# Request
Write the count of lines that contain the word "screenshot" and nothing else.

/---

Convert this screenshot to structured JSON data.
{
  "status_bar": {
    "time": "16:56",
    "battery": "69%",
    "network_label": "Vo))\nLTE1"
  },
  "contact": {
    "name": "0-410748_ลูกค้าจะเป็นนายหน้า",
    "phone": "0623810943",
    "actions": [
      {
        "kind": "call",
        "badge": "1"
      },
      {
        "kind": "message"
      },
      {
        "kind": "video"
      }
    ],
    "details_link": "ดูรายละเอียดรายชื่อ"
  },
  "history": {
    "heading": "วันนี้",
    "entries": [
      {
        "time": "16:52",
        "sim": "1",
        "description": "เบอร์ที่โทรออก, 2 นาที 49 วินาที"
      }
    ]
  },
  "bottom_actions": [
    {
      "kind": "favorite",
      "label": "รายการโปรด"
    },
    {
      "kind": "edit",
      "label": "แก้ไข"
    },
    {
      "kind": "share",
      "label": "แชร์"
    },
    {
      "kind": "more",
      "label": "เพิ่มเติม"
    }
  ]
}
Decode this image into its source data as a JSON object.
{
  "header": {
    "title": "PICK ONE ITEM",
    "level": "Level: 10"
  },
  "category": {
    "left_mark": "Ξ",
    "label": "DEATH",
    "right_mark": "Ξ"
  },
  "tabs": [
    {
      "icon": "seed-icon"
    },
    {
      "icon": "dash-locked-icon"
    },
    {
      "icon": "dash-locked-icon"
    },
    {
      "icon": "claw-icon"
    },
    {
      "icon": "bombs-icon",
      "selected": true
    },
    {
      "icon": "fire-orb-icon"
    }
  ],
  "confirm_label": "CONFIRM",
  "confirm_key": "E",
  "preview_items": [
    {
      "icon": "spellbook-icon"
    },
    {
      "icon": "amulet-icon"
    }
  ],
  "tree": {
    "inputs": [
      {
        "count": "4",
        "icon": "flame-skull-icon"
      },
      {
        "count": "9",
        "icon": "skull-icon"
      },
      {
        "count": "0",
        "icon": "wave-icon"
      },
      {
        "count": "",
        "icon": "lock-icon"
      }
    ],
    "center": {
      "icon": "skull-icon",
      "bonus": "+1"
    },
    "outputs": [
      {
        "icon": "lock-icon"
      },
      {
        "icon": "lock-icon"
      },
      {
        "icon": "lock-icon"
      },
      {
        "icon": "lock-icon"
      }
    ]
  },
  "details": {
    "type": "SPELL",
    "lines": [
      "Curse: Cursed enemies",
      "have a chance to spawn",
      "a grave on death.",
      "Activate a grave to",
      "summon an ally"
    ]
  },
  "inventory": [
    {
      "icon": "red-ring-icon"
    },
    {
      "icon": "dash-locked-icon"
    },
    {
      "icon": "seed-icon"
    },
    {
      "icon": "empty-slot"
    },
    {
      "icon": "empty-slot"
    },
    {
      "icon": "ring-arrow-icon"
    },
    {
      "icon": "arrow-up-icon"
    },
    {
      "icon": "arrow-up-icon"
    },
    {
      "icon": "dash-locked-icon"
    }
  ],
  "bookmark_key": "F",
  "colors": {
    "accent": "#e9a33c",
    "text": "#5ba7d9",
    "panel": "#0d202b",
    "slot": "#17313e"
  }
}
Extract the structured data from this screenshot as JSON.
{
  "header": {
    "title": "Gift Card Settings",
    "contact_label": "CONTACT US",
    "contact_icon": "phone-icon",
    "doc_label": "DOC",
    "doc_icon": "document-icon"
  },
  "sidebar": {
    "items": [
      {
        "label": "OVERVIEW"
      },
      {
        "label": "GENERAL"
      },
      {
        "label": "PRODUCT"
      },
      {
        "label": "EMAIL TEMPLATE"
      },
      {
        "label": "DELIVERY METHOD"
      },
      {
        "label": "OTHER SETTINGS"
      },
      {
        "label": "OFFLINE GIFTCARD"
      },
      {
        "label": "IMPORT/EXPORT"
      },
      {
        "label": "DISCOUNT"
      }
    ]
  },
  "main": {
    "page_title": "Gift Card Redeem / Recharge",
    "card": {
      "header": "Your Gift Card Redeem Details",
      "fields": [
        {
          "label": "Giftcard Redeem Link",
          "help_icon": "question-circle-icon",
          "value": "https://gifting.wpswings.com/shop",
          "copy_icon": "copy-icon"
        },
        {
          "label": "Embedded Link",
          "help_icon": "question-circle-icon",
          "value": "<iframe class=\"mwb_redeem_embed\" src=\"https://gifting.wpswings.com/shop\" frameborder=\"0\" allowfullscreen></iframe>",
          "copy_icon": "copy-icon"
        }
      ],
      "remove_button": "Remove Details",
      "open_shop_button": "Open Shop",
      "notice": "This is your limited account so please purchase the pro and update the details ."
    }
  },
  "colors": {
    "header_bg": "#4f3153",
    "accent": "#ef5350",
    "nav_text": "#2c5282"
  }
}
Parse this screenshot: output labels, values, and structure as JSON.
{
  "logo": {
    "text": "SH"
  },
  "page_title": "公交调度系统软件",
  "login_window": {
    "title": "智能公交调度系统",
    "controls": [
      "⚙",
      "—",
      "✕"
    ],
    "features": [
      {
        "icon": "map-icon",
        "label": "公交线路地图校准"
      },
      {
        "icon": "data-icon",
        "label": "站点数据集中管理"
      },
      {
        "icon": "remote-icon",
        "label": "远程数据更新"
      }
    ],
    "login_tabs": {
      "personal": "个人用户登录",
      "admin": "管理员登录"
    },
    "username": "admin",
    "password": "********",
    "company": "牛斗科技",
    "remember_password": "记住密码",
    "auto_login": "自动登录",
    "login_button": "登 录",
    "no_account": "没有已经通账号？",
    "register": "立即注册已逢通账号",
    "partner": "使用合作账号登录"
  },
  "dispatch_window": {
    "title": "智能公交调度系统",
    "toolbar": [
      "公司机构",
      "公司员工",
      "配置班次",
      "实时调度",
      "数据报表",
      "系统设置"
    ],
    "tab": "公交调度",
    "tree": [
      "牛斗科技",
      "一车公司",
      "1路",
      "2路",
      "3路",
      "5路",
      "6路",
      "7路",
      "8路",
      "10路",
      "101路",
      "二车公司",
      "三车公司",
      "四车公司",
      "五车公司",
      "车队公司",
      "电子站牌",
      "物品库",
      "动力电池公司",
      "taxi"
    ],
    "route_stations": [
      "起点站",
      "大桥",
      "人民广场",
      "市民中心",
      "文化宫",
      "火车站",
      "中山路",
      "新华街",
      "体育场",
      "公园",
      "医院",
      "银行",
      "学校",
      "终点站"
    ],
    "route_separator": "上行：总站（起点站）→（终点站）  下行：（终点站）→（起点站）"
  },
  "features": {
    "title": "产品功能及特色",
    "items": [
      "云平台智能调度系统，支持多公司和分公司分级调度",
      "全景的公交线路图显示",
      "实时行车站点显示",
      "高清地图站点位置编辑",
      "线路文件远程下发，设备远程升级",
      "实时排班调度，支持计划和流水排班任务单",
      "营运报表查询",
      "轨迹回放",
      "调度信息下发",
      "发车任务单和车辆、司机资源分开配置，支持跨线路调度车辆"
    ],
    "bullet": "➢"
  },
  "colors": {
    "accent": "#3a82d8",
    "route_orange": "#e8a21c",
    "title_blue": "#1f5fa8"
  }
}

\---

# Correct response
3